→ Aim of the task
Pictures stay out of the copy; set down each line of the listing below exactly.

→ Saved entries
=-=-=

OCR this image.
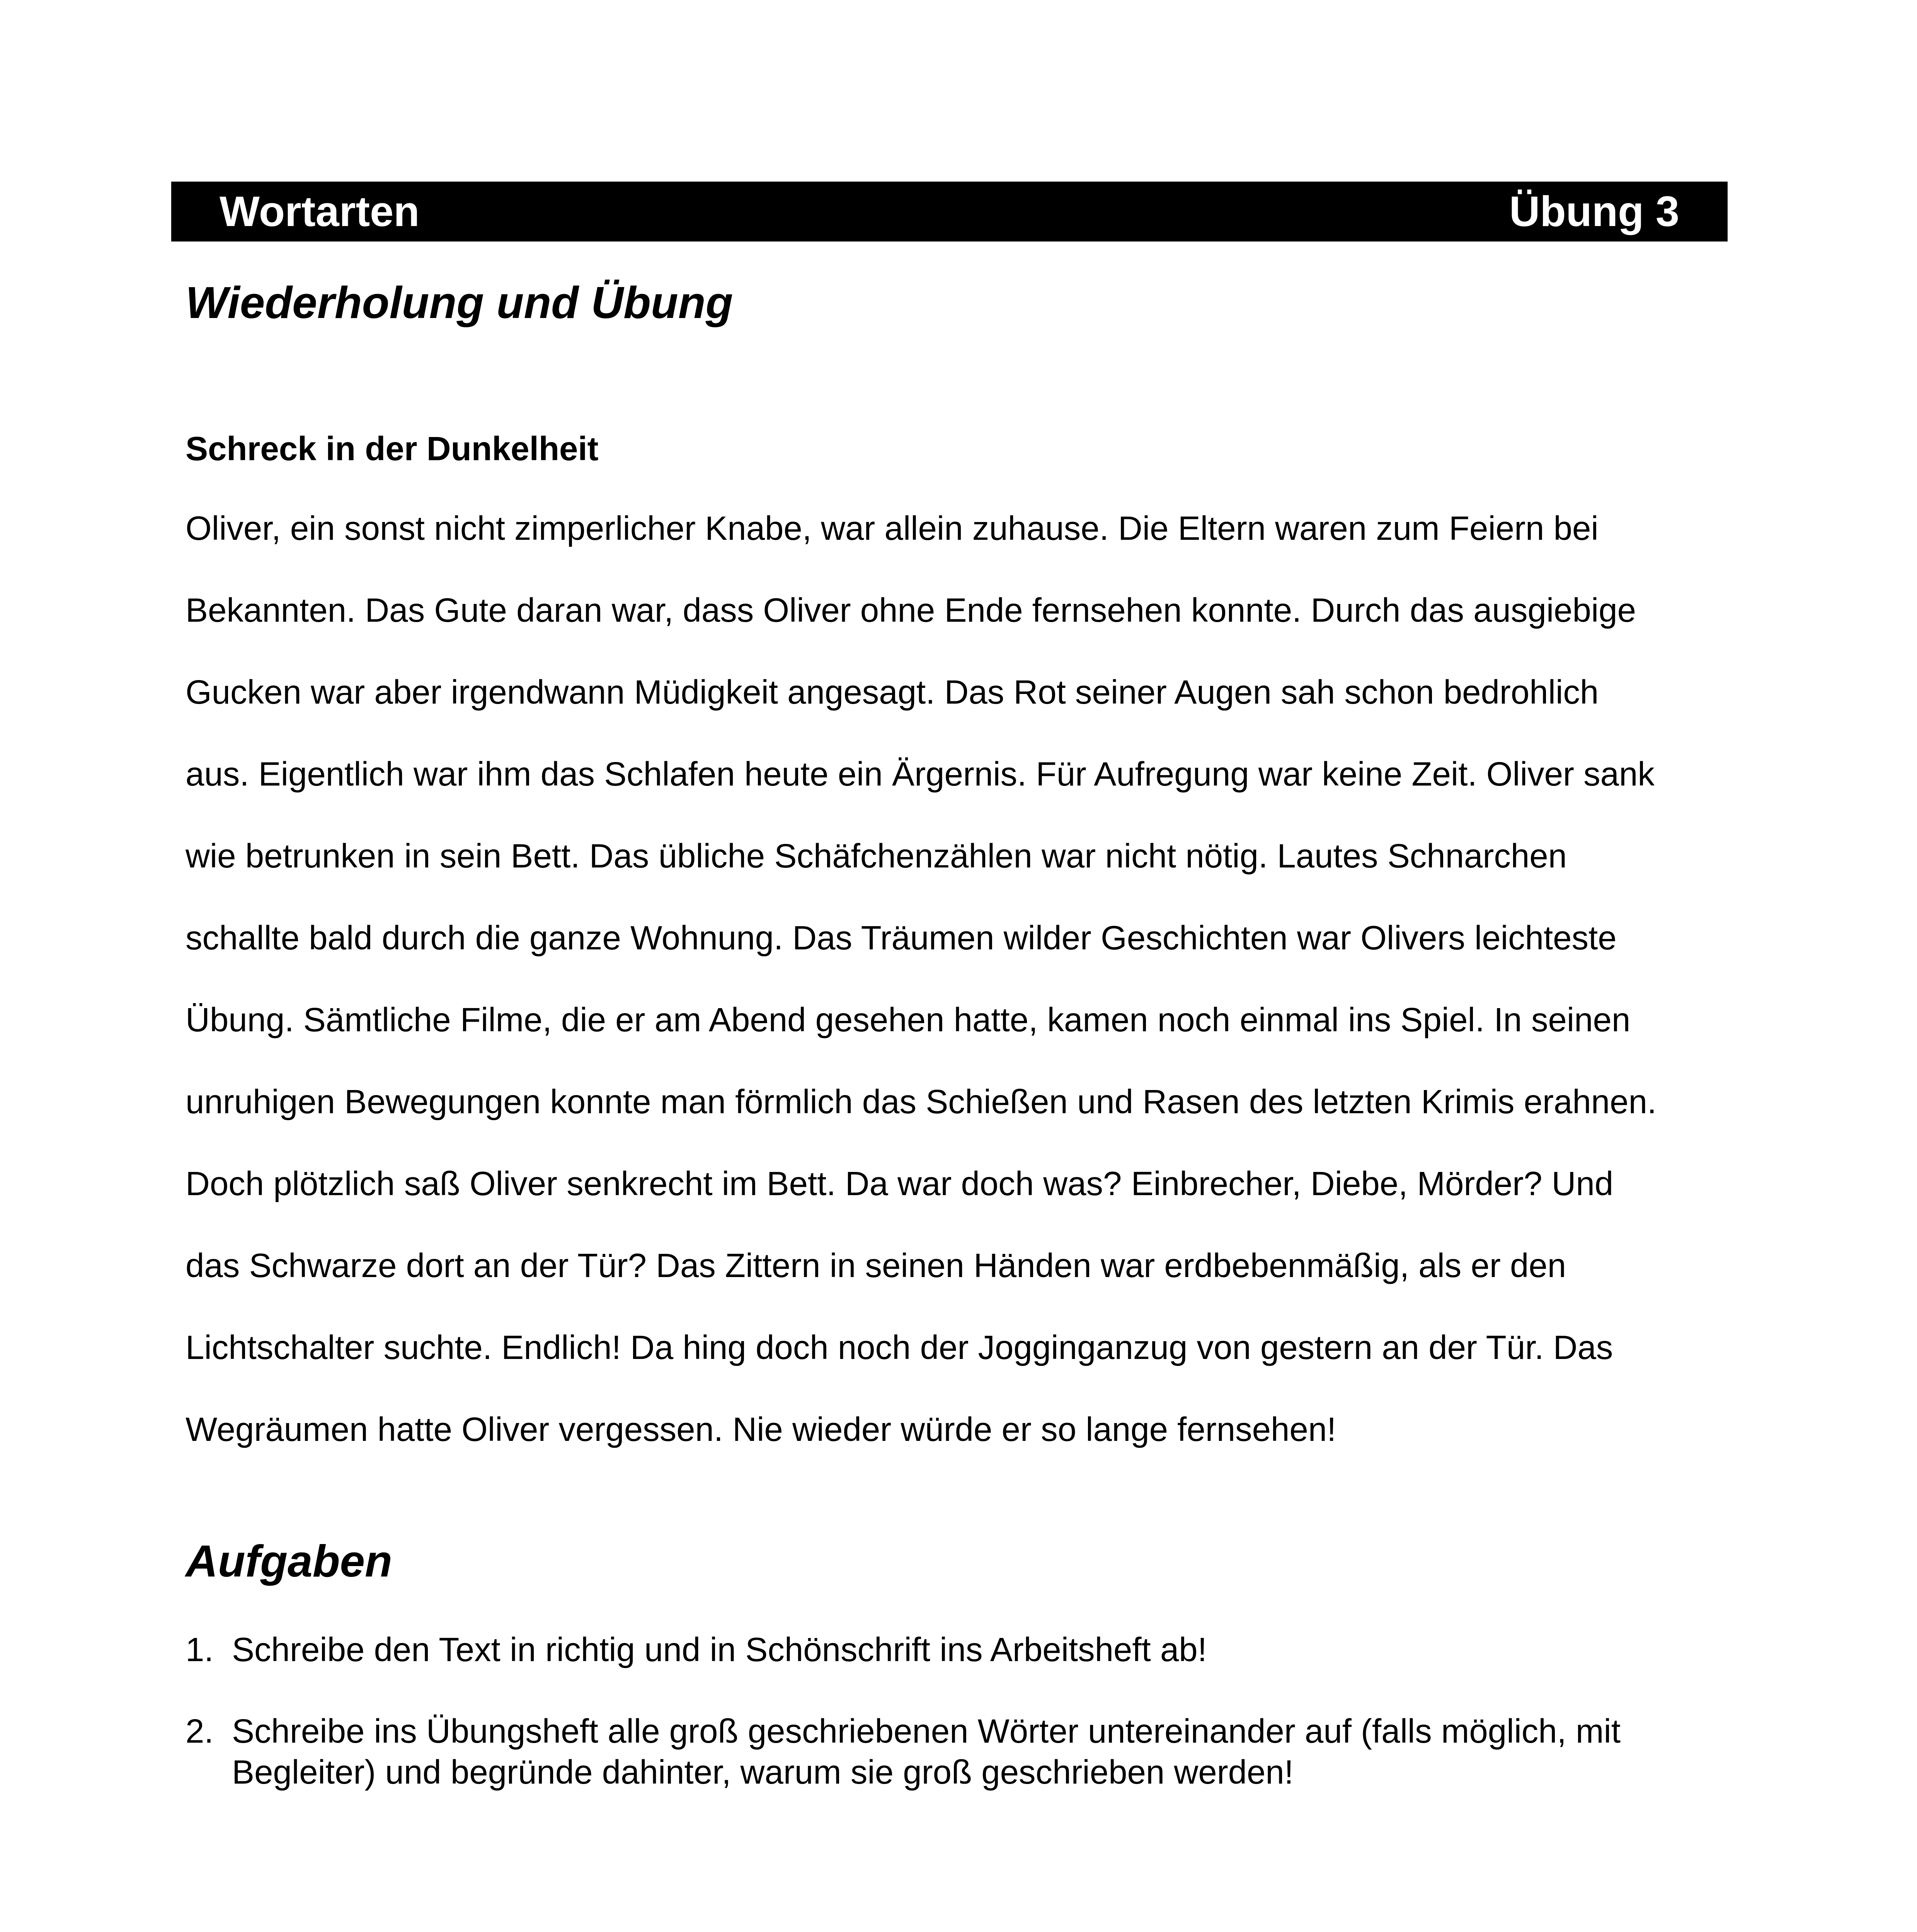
Wortarten	Übung 3
Wiederholung und Übung
Schreck in der Dunkelheit
Oliver, ein sonst nicht zimperlicher Knabe, war allein zuhause. Die Eltern waren zum Feiern bei
Bekannten. Das Gute daran war, dass Oliver ohne Ende fernsehen konnte. Durch das ausgiebige
Gucken war aber irgendwann Müdigkeit angesagt. Das Rot seiner Augen sah schon bedrohlich
aus. Eigentlich war ihm das Schlafen heute ein Ärgernis. Für Aufregung war keine Zeit. Oliver sank
wie betrunken in sein Bett. Das übliche Schäfchenzählen war nicht nötig. Lautes Schnarchen
schallte bald durch die ganze Wohnung. Das Träumen wilder Geschichten war Olivers leichteste
Übung. Sämtliche Filme, die er am Abend gesehen hatte, kamen noch einmal ins Spiel. In seinen
unruhigen Bewegungen konnte man förmlich das Schießen und Rasen des letzten Krimis erahnen.
Doch plötzlich saß Oliver senkrecht im Bett. Da war doch was? Einbrecher, Diebe, Mörder? Und
das Schwarze dort an der Tür? Das Zittern in seinen Händen war erdbebenmäßig, als er den
Lichtschalter suchte. Endlich! Da hing doch noch der Jogginganzug von gestern an der Tür. Das
Wegräumen hatte Oliver vergessen. Nie wieder würde er so lange fernsehen!
Aufgaben
1. Schreibe den Text in richtig und in Schönschrift ins Arbeitsheft ab!
2. Schreibe ins Übungsheft alle groß geschriebenen Wörter untereinander auf (falls möglich, mit Begleiter) und begründe dahinter, warum sie groß geschrieben werden!
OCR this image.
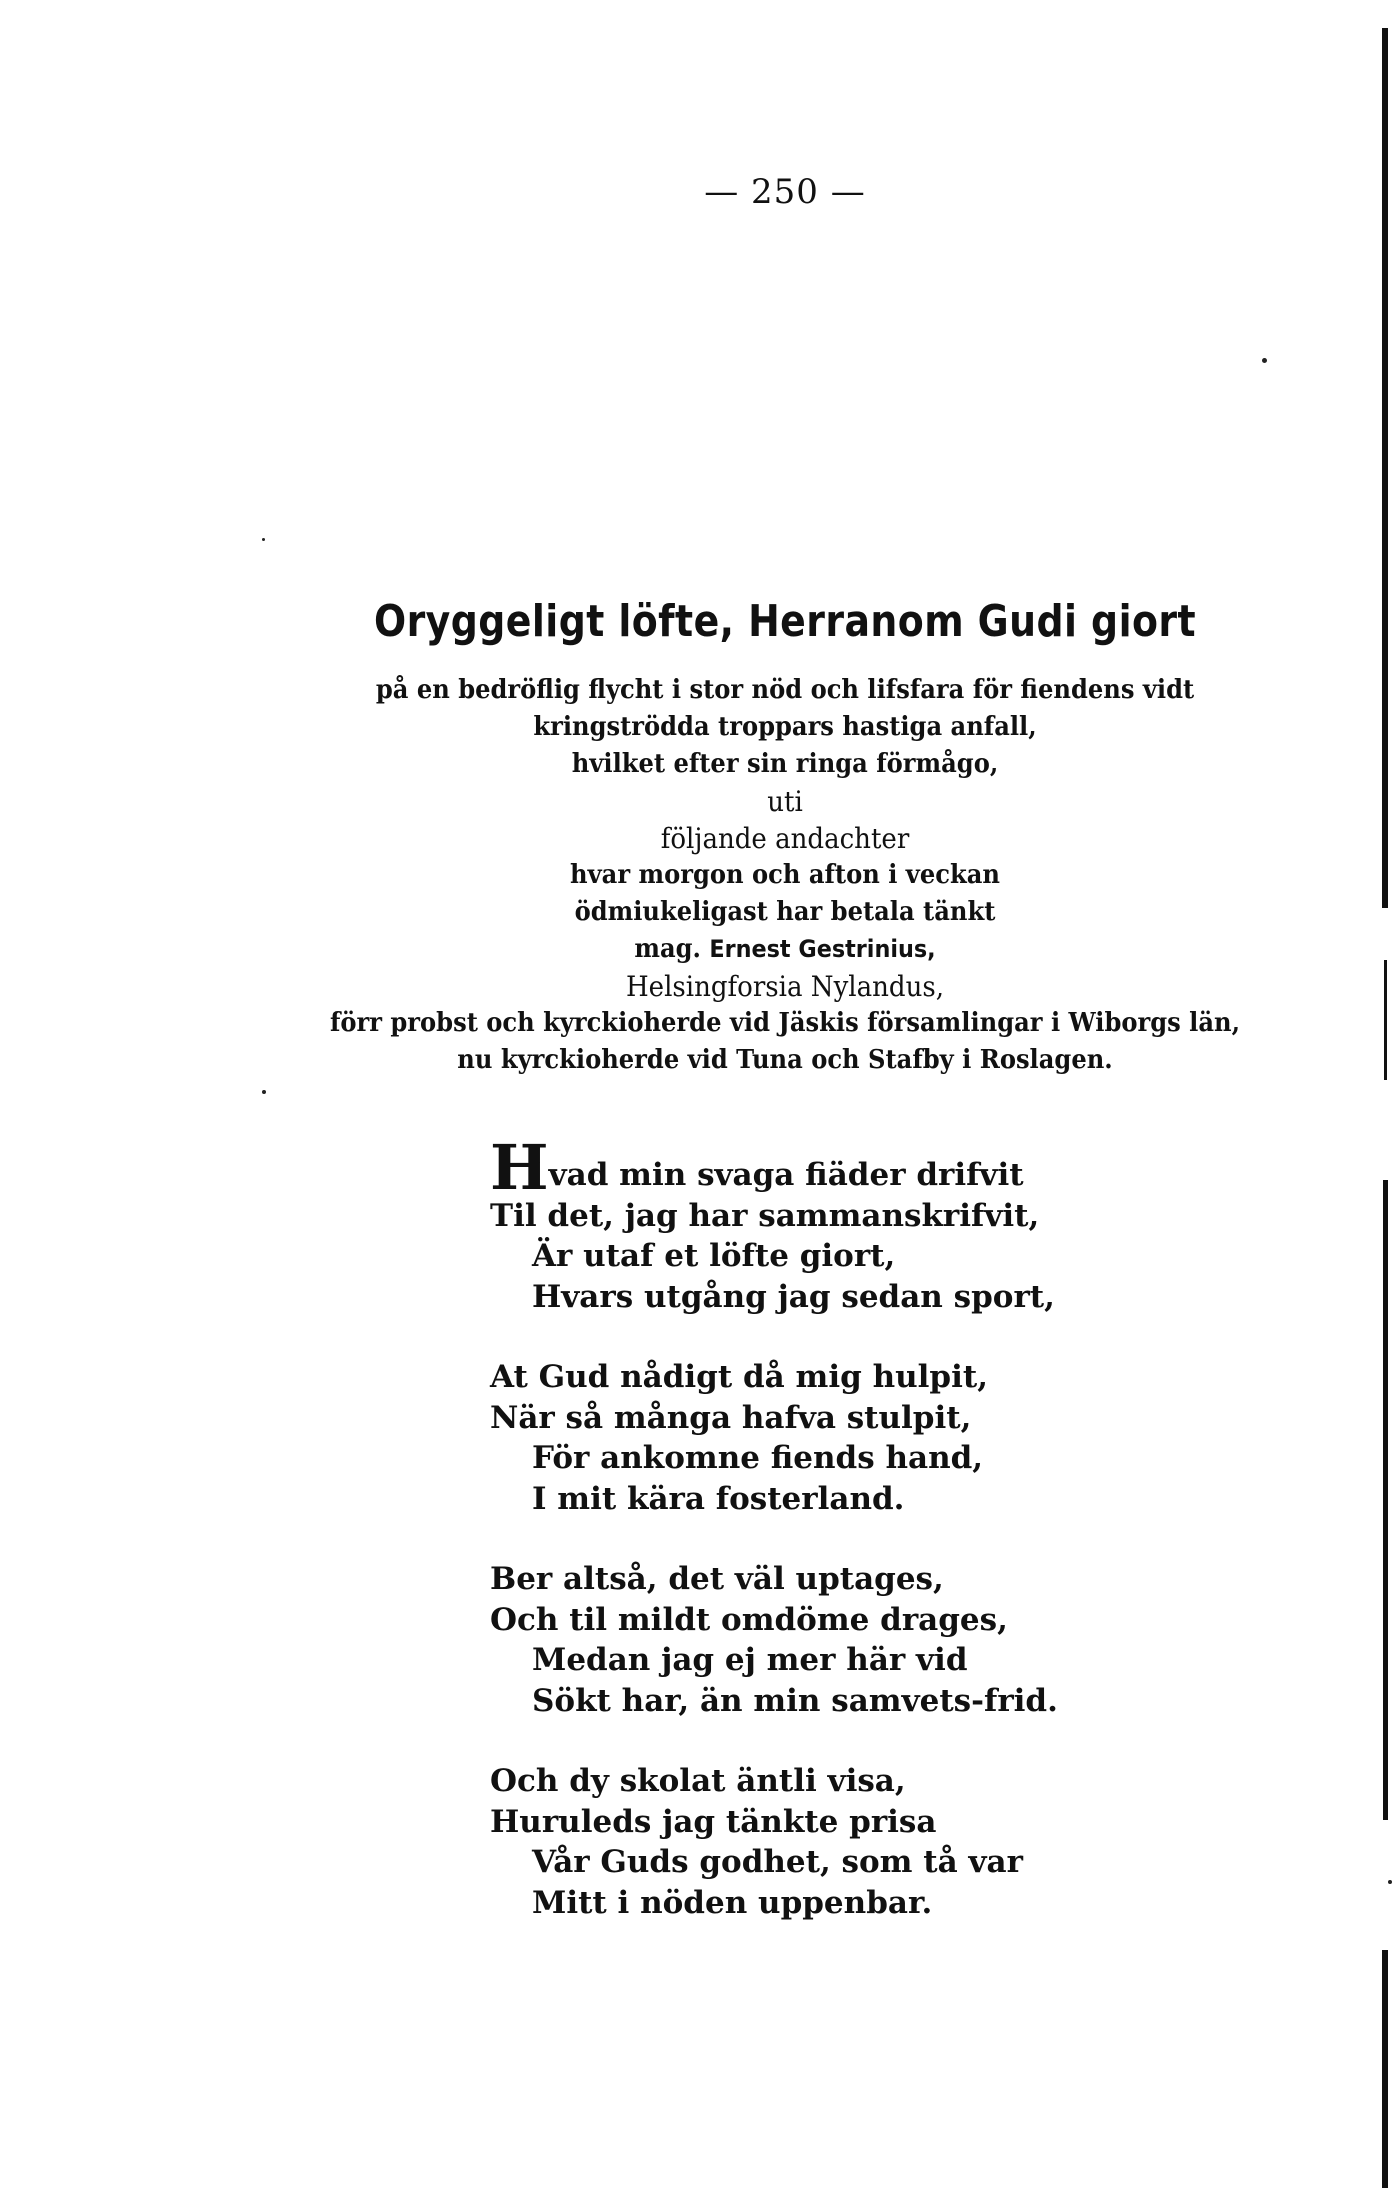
— 250 —
Oryggeligt löfte, Herranom Gudi giort
på en bedröflig flycht i stor nöd och lifsfara för fiendens vidt
kringströdda troppars hastiga anfall,
hvilket efter sin ringa förmågo,
uti
följande andachter
hvar morgon och afton i veckan
ödmiukeligast har betala tänkt
mag. Ernest Gestrinius,
Helsingforsia Nylandus,
förr probst och kyrckioherde vid Jäskis församlingar i Wiborgs län,
nu kyrckioherde vid Tuna och Stafby i Roslagen.
Hvad min svaga fiäder drifvit
Til det, jag har sammanskrifvit,
Är utaf et löfte giort,
Hvars utgång jag sedan sport,
At Gud nådigt då mig hulpit,
När så många hafva stulpit,
För ankomne fiends hand,
I mit kära fosterland.
Ber altså, det väl uptages,
Och til mildt omdöme drages,
Medan jag ej mer här vid
Sökt har, än min samvets-frid.
Och dy skolat äntli visa,
Huruleds jag tänkte prisa
Vår Guds godhet, som tå var
Mitt i nöden uppenbar.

=-=-=

→ Solved problem
OCR this image.
Wortarten	Übung 3
Wiederholung und Übung
Schreck in der Dunkelheit
Oliver, ein sonst nicht zimperlicher Knabe, war allein zuhause. Die Eltern waren zum Feiern bei
Bekannten. Das Gute daran war, dass Oliver ohne Ende fernsehen konnte. Durch das ausgiebige
Gucken war aber irgendwann Müdigkeit angesagt. Das Rot seiner Augen sah schon bedrohlich
aus. Eigentlich war ihm das Schlafen heute ein Ärgernis. Für Aufregung war keine Zeit. Oliver sank
wie betrunken in sein Bett. Das übliche Schäfchenzählen war nicht nötig. Lautes Schnarchen
schallte bald durch die ganze Wohnung. Das Träumen wilder Geschichten war Olivers leichteste
Übung. Sämtliche Filme, die er am Abend gesehen hatte, kamen noch einmal ins Spiel. In seinen
unruhigen Bewegungen konnte man förmlich das Schießen und Rasen des letzten Krimis erahnen.
Doch plötzlich saß Oliver senkrecht im Bett. Da war doch was? Einbrecher, Diebe, Mörder? Und
das Schwarze dort an der Tür? Das Zittern in seinen Händen war erdbebenmäßig, als er den
Lichtschalter suchte. Endlich! Da hing doch noch der Jogginganzug von gestern an der Tür. Das
Wegräumen hatte Oliver vergessen. Nie wieder würde er so lange fernsehen!
Aufgaben
1. Schreibe den Text in richtig und in Schönschrift ins Arbeitsheft ab!
2. Schreibe ins Übungsheft alle groß geschriebenen Wörter untereinander auf (falls möglich, mit Begleiter) und begründe dahinter, warum sie groß geschrieben werden!
OCR this image.
— 250 —
Oryggeligt löfte, Herranom Gudi giort
på en bedröflig flycht i stor nöd och lifsfara för fiendens vidt
kringströdda troppars hastiga anfall,
hvilket efter sin ringa förmågo,
uti
följande andachter
hvar morgon och afton i veckan
ödmiukeligast har betala tänkt
mag. Ernest Gestrinius,
Helsingforsia Nylandus,
förr probst och kyrckioherde vid Jäskis församlingar i Wiborgs län,
nu kyrckioherde vid Tuna och Stafby i Roslagen.
Hvad min svaga fiäder drifvit
Til det, jag har sammanskrifvit,
Är utaf et löfte giort,
Hvars utgång jag sedan sport,
At Gud nådigt då mig hulpit,
När så många hafva stulpit,
För ankomne fiends hand,
I mit kära fosterland.
Ber altså, det väl uptages,
Och til mildt omdöme drages,
Medan jag ej mer här vid
Sökt har, än min samvets-frid.
Och dy skolat äntli visa,
Huruleds jag tänkte prisa
Vår Guds godhet, som tå var
Mitt i nöden uppenbar.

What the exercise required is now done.